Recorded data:
'''

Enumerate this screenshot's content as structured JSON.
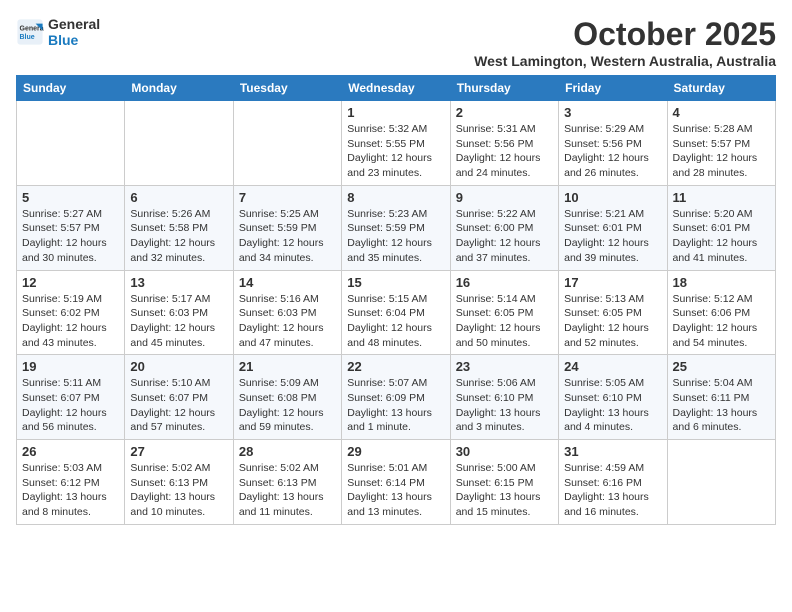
{
  "logo": {
    "line1": "General",
    "line2": "Blue"
  },
  "title": "October 2025",
  "location": "West Lamington, Western Australia, Australia",
  "days": [
    "Sunday",
    "Monday",
    "Tuesday",
    "Wednesday",
    "Thursday",
    "Friday",
    "Saturday"
  ],
  "weeks": [
    [
      {
        "date": "",
        "info": ""
      },
      {
        "date": "",
        "info": ""
      },
      {
        "date": "",
        "info": ""
      },
      {
        "date": "1",
        "info": "Sunrise: 5:32 AM\nSunset: 5:55 PM\nDaylight: 12 hours\nand 23 minutes."
      },
      {
        "date": "2",
        "info": "Sunrise: 5:31 AM\nSunset: 5:56 PM\nDaylight: 12 hours\nand 24 minutes."
      },
      {
        "date": "3",
        "info": "Sunrise: 5:29 AM\nSunset: 5:56 PM\nDaylight: 12 hours\nand 26 minutes."
      },
      {
        "date": "4",
        "info": "Sunrise: 5:28 AM\nSunset: 5:57 PM\nDaylight: 12 hours\nand 28 minutes."
      }
    ],
    [
      {
        "date": "5",
        "info": "Sunrise: 5:27 AM\nSunset: 5:57 PM\nDaylight: 12 hours\nand 30 minutes."
      },
      {
        "date": "6",
        "info": "Sunrise: 5:26 AM\nSunset: 5:58 PM\nDaylight: 12 hours\nand 32 minutes."
      },
      {
        "date": "7",
        "info": "Sunrise: 5:25 AM\nSunset: 5:59 PM\nDaylight: 12 hours\nand 34 minutes."
      },
      {
        "date": "8",
        "info": "Sunrise: 5:23 AM\nSunset: 5:59 PM\nDaylight: 12 hours\nand 35 minutes."
      },
      {
        "date": "9",
        "info": "Sunrise: 5:22 AM\nSunset: 6:00 PM\nDaylight: 12 hours\nand 37 minutes."
      },
      {
        "date": "10",
        "info": "Sunrise: 5:21 AM\nSunset: 6:01 PM\nDaylight: 12 hours\nand 39 minutes."
      },
      {
        "date": "11",
        "info": "Sunrise: 5:20 AM\nSunset: 6:01 PM\nDaylight: 12 hours\nand 41 minutes."
      }
    ],
    [
      {
        "date": "12",
        "info": "Sunrise: 5:19 AM\nSunset: 6:02 PM\nDaylight: 12 hours\nand 43 minutes."
      },
      {
        "date": "13",
        "info": "Sunrise: 5:17 AM\nSunset: 6:03 PM\nDaylight: 12 hours\nand 45 minutes."
      },
      {
        "date": "14",
        "info": "Sunrise: 5:16 AM\nSunset: 6:03 PM\nDaylight: 12 hours\nand 47 minutes."
      },
      {
        "date": "15",
        "info": "Sunrise: 5:15 AM\nSunset: 6:04 PM\nDaylight: 12 hours\nand 48 minutes."
      },
      {
        "date": "16",
        "info": "Sunrise: 5:14 AM\nSunset: 6:05 PM\nDaylight: 12 hours\nand 50 minutes."
      },
      {
        "date": "17",
        "info": "Sunrise: 5:13 AM\nSunset: 6:05 PM\nDaylight: 12 hours\nand 52 minutes."
      },
      {
        "date": "18",
        "info": "Sunrise: 5:12 AM\nSunset: 6:06 PM\nDaylight: 12 hours\nand 54 minutes."
      }
    ],
    [
      {
        "date": "19",
        "info": "Sunrise: 5:11 AM\nSunset: 6:07 PM\nDaylight: 12 hours\nand 56 minutes."
      },
      {
        "date": "20",
        "info": "Sunrise: 5:10 AM\nSunset: 6:07 PM\nDaylight: 12 hours\nand 57 minutes."
      },
      {
        "date": "21",
        "info": "Sunrise: 5:09 AM\nSunset: 6:08 PM\nDaylight: 12 hours\nand 59 minutes."
      },
      {
        "date": "22",
        "info": "Sunrise: 5:07 AM\nSunset: 6:09 PM\nDaylight: 13 hours\nand 1 minute."
      },
      {
        "date": "23",
        "info": "Sunrise: 5:06 AM\nSunset: 6:10 PM\nDaylight: 13 hours\nand 3 minutes."
      },
      {
        "date": "24",
        "info": "Sunrise: 5:05 AM\nSunset: 6:10 PM\nDaylight: 13 hours\nand 4 minutes."
      },
      {
        "date": "25",
        "info": "Sunrise: 5:04 AM\nSunset: 6:11 PM\nDaylight: 13 hours\nand 6 minutes."
      }
    ],
    [
      {
        "date": "26",
        "info": "Sunrise: 5:03 AM\nSunset: 6:12 PM\nDaylight: 13 hours\nand 8 minutes."
      },
      {
        "date": "27",
        "info": "Sunrise: 5:02 AM\nSunset: 6:13 PM\nDaylight: 13 hours\nand 10 minutes."
      },
      {
        "date": "28",
        "info": "Sunrise: 5:02 AM\nSunset: 6:13 PM\nDaylight: 13 hours\nand 11 minutes."
      },
      {
        "date": "29",
        "info": "Sunrise: 5:01 AM\nSunset: 6:14 PM\nDaylight: 13 hours\nand 13 minutes."
      },
      {
        "date": "30",
        "info": "Sunrise: 5:00 AM\nSunset: 6:15 PM\nDaylight: 13 hours\nand 15 minutes."
      },
      {
        "date": "31",
        "info": "Sunrise: 4:59 AM\nSunset: 6:16 PM\nDaylight: 13 hours\nand 16 minutes."
      },
      {
        "date": "",
        "info": ""
      }
    ]
  ]
}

'''

**GOAL OF THE EXERCISE**
Copy out all of the material exactly as written, without its pictures.

**CORRECT ANSWER**
Enumerate this screenshot's content as structured JSON.
{
  "logo": {
    "line1": "General",
    "line2": "Blue"
  },
  "title": "October 2025",
  "location": "West Lamington, Western Australia, Australia",
  "days": [
    "Sunday",
    "Monday",
    "Tuesday",
    "Wednesday",
    "Thursday",
    "Friday",
    "Saturday"
  ],
  "weeks": [
    [
      {
        "date": "",
        "info": ""
      },
      {
        "date": "",
        "info": ""
      },
      {
        "date": "",
        "info": ""
      },
      {
        "date": "1",
        "info": "Sunrise: 5:32 AM\nSunset: 5:55 PM\nDaylight: 12 hours\nand 23 minutes."
      },
      {
        "date": "2",
        "info": "Sunrise: 5:31 AM\nSunset: 5:56 PM\nDaylight: 12 hours\nand 24 minutes."
      },
      {
        "date": "3",
        "info": "Sunrise: 5:29 AM\nSunset: 5:56 PM\nDaylight: 12 hours\nand 26 minutes."
      },
      {
        "date": "4",
        "info": "Sunrise: 5:28 AM\nSunset: 5:57 PM\nDaylight: 12 hours\nand 28 minutes."
      }
    ],
    [
      {
        "date": "5",
        "info": "Sunrise: 5:27 AM\nSunset: 5:57 PM\nDaylight: 12 hours\nand 30 minutes."
      },
      {
        "date": "6",
        "info": "Sunrise: 5:26 AM\nSunset: 5:58 PM\nDaylight: 12 hours\nand 32 minutes."
      },
      {
        "date": "7",
        "info": "Sunrise: 5:25 AM\nSunset: 5:59 PM\nDaylight: 12 hours\nand 34 minutes."
      },
      {
        "date": "8",
        "info": "Sunrise: 5:23 AM\nSunset: 5:59 PM\nDaylight: 12 hours\nand 35 minutes."
      },
      {
        "date": "9",
        "info": "Sunrise: 5:22 AM\nSunset: 6:00 PM\nDaylight: 12 hours\nand 37 minutes."
      },
      {
        "date": "10",
        "info": "Sunrise: 5:21 AM\nSunset: 6:01 PM\nDaylight: 12 hours\nand 39 minutes."
      },
      {
        "date": "11",
        "info": "Sunrise: 5:20 AM\nSunset: 6:01 PM\nDaylight: 12 hours\nand 41 minutes."
      }
    ],
    [
      {
        "date": "12",
        "info": "Sunrise: 5:19 AM\nSunset: 6:02 PM\nDaylight: 12 hours\nand 43 minutes."
      },
      {
        "date": "13",
        "info": "Sunrise: 5:17 AM\nSunset: 6:03 PM\nDaylight: 12 hours\nand 45 minutes."
      },
      {
        "date": "14",
        "info": "Sunrise: 5:16 AM\nSunset: 6:03 PM\nDaylight: 12 hours\nand 47 minutes."
      },
      {
        "date": "15",
        "info": "Sunrise: 5:15 AM\nSunset: 6:04 PM\nDaylight: 12 hours\nand 48 minutes."
      },
      {
        "date": "16",
        "info": "Sunrise: 5:14 AM\nSunset: 6:05 PM\nDaylight: 12 hours\nand 50 minutes."
      },
      {
        "date": "17",
        "info": "Sunrise: 5:13 AM\nSunset: 6:05 PM\nDaylight: 12 hours\nand 52 minutes."
      },
      {
        "date": "18",
        "info": "Sunrise: 5:12 AM\nSunset: 6:06 PM\nDaylight: 12 hours\nand 54 minutes."
      }
    ],
    [
      {
        "date": "19",
        "info": "Sunrise: 5:11 AM\nSunset: 6:07 PM\nDaylight: 12 hours\nand 56 minutes."
      },
      {
        "date": "20",
        "info": "Sunrise: 5:10 AM\nSunset: 6:07 PM\nDaylight: 12 hours\nand 57 minutes."
      },
      {
        "date": "21",
        "info": "Sunrise: 5:09 AM\nSunset: 6:08 PM\nDaylight: 12 hours\nand 59 minutes."
      },
      {
        "date": "22",
        "info": "Sunrise: 5:07 AM\nSunset: 6:09 PM\nDaylight: 13 hours\nand 1 minute."
      },
      {
        "date": "23",
        "info": "Sunrise: 5:06 AM\nSunset: 6:10 PM\nDaylight: 13 hours\nand 3 minutes."
      },
      {
        "date": "24",
        "info": "Sunrise: 5:05 AM\nSunset: 6:10 PM\nDaylight: 13 hours\nand 4 minutes."
      },
      {
        "date": "25",
        "info": "Sunrise: 5:04 AM\nSunset: 6:11 PM\nDaylight: 13 hours\nand 6 minutes."
      }
    ],
    [
      {
        "date": "26",
        "info": "Sunrise: 5:03 AM\nSunset: 6:12 PM\nDaylight: 13 hours\nand 8 minutes."
      },
      {
        "date": "27",
        "info": "Sunrise: 5:02 AM\nSunset: 6:13 PM\nDaylight: 13 hours\nand 10 minutes."
      },
      {
        "date": "28",
        "info": "Sunrise: 5:02 AM\nSunset: 6:13 PM\nDaylight: 13 hours\nand 11 minutes."
      },
      {
        "date": "29",
        "info": "Sunrise: 5:01 AM\nSunset: 6:14 PM\nDaylight: 13 hours\nand 13 minutes."
      },
      {
        "date": "30",
        "info": "Sunrise: 5:00 AM\nSunset: 6:15 PM\nDaylight: 13 hours\nand 15 minutes."
      },
      {
        "date": "31",
        "info": "Sunrise: 4:59 AM\nSunset: 6:16 PM\nDaylight: 13 hours\nand 16 minutes."
      },
      {
        "date": "",
        "info": ""
      }
    ]
  ]
}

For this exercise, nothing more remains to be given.